### RECORDS PROVIDED
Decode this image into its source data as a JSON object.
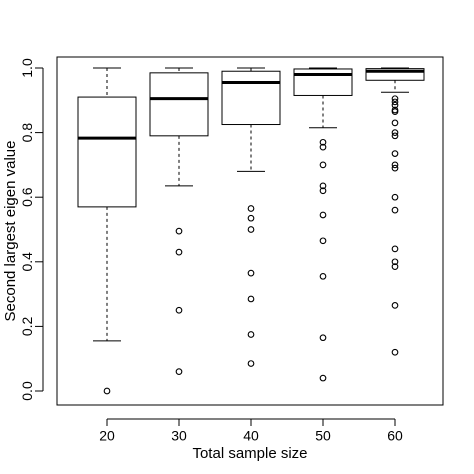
{
  "chart_data": {
    "type": "box",
    "title": "",
    "xlabel": "Total sample size",
    "ylabel": "Second largest eigen value",
    "ylim": [
      -0.04,
      1.04
    ],
    "grid": false,
    "legend": "none",
    "y_ticks": [
      "0.0",
      "0.2",
      "0.4",
      "0.6",
      "0.8",
      "1.0"
    ],
    "categories": [
      "20",
      "30",
      "40",
      "50",
      "60"
    ],
    "boxes": [
      {
        "category": "20",
        "whisker_low": 0.155,
        "q1": 0.57,
        "median": 0.783,
        "q3": 0.91,
        "whisker_high": 1.0,
        "outliers": [
          0.0
        ]
      },
      {
        "category": "30",
        "whisker_low": 0.635,
        "q1": 0.79,
        "median": 0.905,
        "q3": 0.985,
        "whisker_high": 1.0,
        "outliers": [
          0.495,
          0.43,
          0.25,
          0.06
        ]
      },
      {
        "category": "40",
        "whisker_low": 0.68,
        "q1": 0.825,
        "median": 0.955,
        "q3": 0.99,
        "whisker_high": 1.0,
        "outliers": [
          0.565,
          0.535,
          0.5,
          0.365,
          0.285,
          0.175,
          0.085
        ]
      },
      {
        "category": "50",
        "whisker_low": 0.815,
        "q1": 0.915,
        "median": 0.98,
        "q3": 0.997,
        "whisker_high": 1.0,
        "outliers": [
          0.77,
          0.755,
          0.7,
          0.635,
          0.62,
          0.545,
          0.465,
          0.355,
          0.165,
          0.04
        ]
      },
      {
        "category": "60",
        "whisker_low": 0.925,
        "q1": 0.962,
        "median": 0.99,
        "q3": 0.998,
        "whisker_high": 1.0,
        "outliers": [
          0.905,
          0.895,
          0.885,
          0.87,
          0.865,
          0.83,
          0.8,
          0.79,
          0.735,
          0.7,
          0.69,
          0.6,
          0.56,
          0.44,
          0.4,
          0.385,
          0.265,
          0.12
        ]
      }
    ]
  }
}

### GIVEN REQUEST
Copy each line above precisely, dropping the pictures.

### OUTPUT FOR THIS TASK
Decode this image into its source data as a JSON object.
{
  "chart_data": {
    "type": "box",
    "title": "",
    "xlabel": "Total sample size",
    "ylabel": "Second largest eigen value",
    "ylim": [
      -0.04,
      1.04
    ],
    "grid": false,
    "legend": "none",
    "y_ticks": [
      "0.0",
      "0.2",
      "0.4",
      "0.6",
      "0.8",
      "1.0"
    ],
    "categories": [
      "20",
      "30",
      "40",
      "50",
      "60"
    ],
    "boxes": [
      {
        "category": "20",
        "whisker_low": 0.155,
        "q1": 0.57,
        "median": 0.783,
        "q3": 0.91,
        "whisker_high": 1.0,
        "outliers": [
          0.0
        ]
      },
      {
        "category": "30",
        "whisker_low": 0.635,
        "q1": 0.79,
        "median": 0.905,
        "q3": 0.985,
        "whisker_high": 1.0,
        "outliers": [
          0.495,
          0.43,
          0.25,
          0.06
        ]
      },
      {
        "category": "40",
        "whisker_low": 0.68,
        "q1": 0.825,
        "median": 0.955,
        "q3": 0.99,
        "whisker_high": 1.0,
        "outliers": [
          0.565,
          0.535,
          0.5,
          0.365,
          0.285,
          0.175,
          0.085
        ]
      },
      {
        "category": "50",
        "whisker_low": 0.815,
        "q1": 0.915,
        "median": 0.98,
        "q3": 0.997,
        "whisker_high": 1.0,
        "outliers": [
          0.77,
          0.755,
          0.7,
          0.635,
          0.62,
          0.545,
          0.465,
          0.355,
          0.165,
          0.04
        ]
      },
      {
        "category": "60",
        "whisker_low": 0.925,
        "q1": 0.962,
        "median": 0.99,
        "q3": 0.998,
        "whisker_high": 1.0,
        "outliers": [
          0.905,
          0.895,
          0.885,
          0.87,
          0.865,
          0.83,
          0.8,
          0.79,
          0.735,
          0.7,
          0.69,
          0.6,
          0.56,
          0.44,
          0.4,
          0.385,
          0.265,
          0.12
        ]
      }
    ]
  }
}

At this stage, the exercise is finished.